REQUIREMENTS >>
Exactly repeat all the records below, omitting the images they hold.

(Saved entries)
[Begin]

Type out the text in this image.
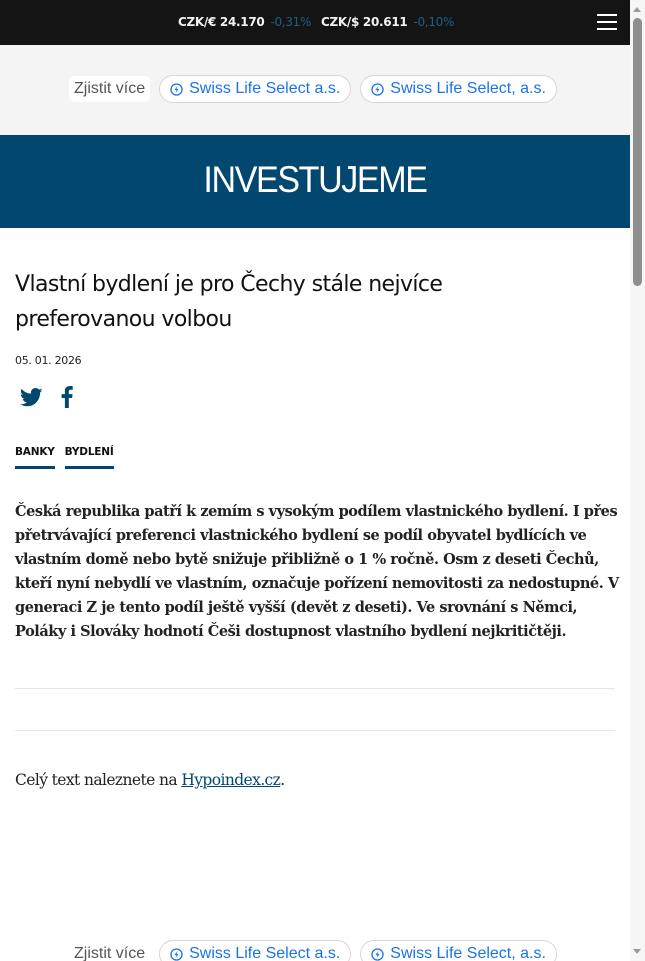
CZK/€ 24.170 -0,31% CZK/$ 20.611 -0,10%
Zjistit více	Swiss Life Select a.s.	Swiss Life Select, a.s.
INVESTUJEME
Vlastní bydlení je pro Čechy stále nejvíce preferovanou volbou
05. 01. 2026
BANKY BYDLENÍ

Česká republika patří k zemím s vysokým podílem vlastnického bydlení. I přes přetrvávající preferenci vlastnického bydlení se podíl obyvatel bydlících ve vlastním domě nebo bytě snižuje přibližně o 1 % ročně. Osm z deseti Čechů, kteří nyní nebydlí ve vlastním, označuje pořízení nemovitosti za nedostupné. V generaci Z je tento podíl ještě vyšší (devět z deseti). Ve srovnání s Němci, Poláky i Slováky hodnotí Češi dostupnost vlastního bydlení nejkritičtěji.

Celý text naleznete na Hypoindex.cz.
Zjistit více	Swiss Life Select a.s.	Swiss Life Select, a.s.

[End]

EXERCISE RESULT >>
Type out the text in this image.
CZK/€ 24.170 -0,31% CZK/$ 20.611 -0,10%
Zjistit více	Swiss Life Select a.s.	Swiss Life Select, a.s.
INVESTUJEME
Vlastní bydlení je pro Čechy stále nejvíce preferovanou volbou
05. 01. 2026
BANKY BYDLENÍ

Česká republika patří k zemím s vysokým podílem vlastnického bydlení. I přes přetrvávající preferenci vlastnického bydlení se podíl obyvatel bydlících ve vlastním domě nebo bytě snižuje přibližně o 1 % ročně. Osm z deseti Čechů, kteří nyní nebydlí ve vlastním, označuje pořízení nemovitosti za nedostupné. V generaci Z je tento podíl ještě vyšší (devět z deseti). Ve srovnání s Němci, Poláky i Slováky hodnotí Češi dostupnost vlastního bydlení nejkritičtěji.

Celý text naleznete na Hypoindex.cz.
Zjistit více	Swiss Life Select a.s.	Swiss Life Select, a.s.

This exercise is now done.